[Exercise brief]:
Copy the data that follows, character for character, minus the pictures.

[Start Information shown]

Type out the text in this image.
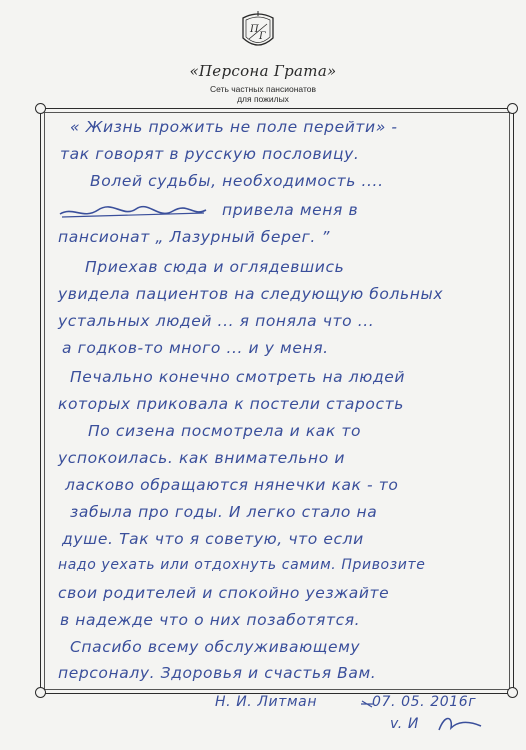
П
Г
«Персона Грата»
Сеть частных пансионатов
для пожилых
« Жизнь прожить не поле перейти» -
так говорят в русскую пословицу.
Волей судьбы, необходимость ....
привела меня в
пансионат „ Лазурный берег. ”
Приехав сюда и оглядевшись
увидела пациентов на следующую больных
устальных людей ... я поняла что ...
а годков-то много ... и у меня.
Печально конечно смотреть на людей
которых приковала к постели старость
По сизена посмотрела и как то
успокоилась. как внимательно и
ласково обращаются нянечки как - то
забыла про годы. И легко стало на
душе. Так что я советую, что если
надо уехать или отдохнуть самим. Привозите
свои родителей и спокойно уезжайте
в надежде что о них позаботятся.
Спасибо всему обслуживающему
персоналу. Здоровья и счастья Вам.
Н. И. Литман	07. 05. 2016г
v. И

[End Information shown]

[Expected answer]:
Type out the text in this image.
П
Г
«Персона Грата»
Сеть частных пансионатов
для пожилых
« Жизнь прожить не поле перейти» -
так говорят в русскую пословицу.
Волей судьбы, необходимость ....
привела меня в
пансионат „ Лазурный берег. ”
Приехав сюда и оглядевшись
увидела пациентов на следующую больных
устальных людей ... я поняла что ...
а годков-то много ... и у меня.
Печально конечно смотреть на людей
которых приковала к постели старость
По сизена посмотрела и как то
успокоилась. как внимательно и
ласково обращаются нянечки как - то
забыла про годы. И легко стало на
душе. Так что я советую, что если
надо уехать или отдохнуть самим. Привозите
свои родителей и спокойно уезжайте
в надежде что о них позаботятся.
Спасибо всему обслуживающему
персоналу. Здоровья и счастья Вам.
Н. И. Литман	07. 05. 2016г
v. И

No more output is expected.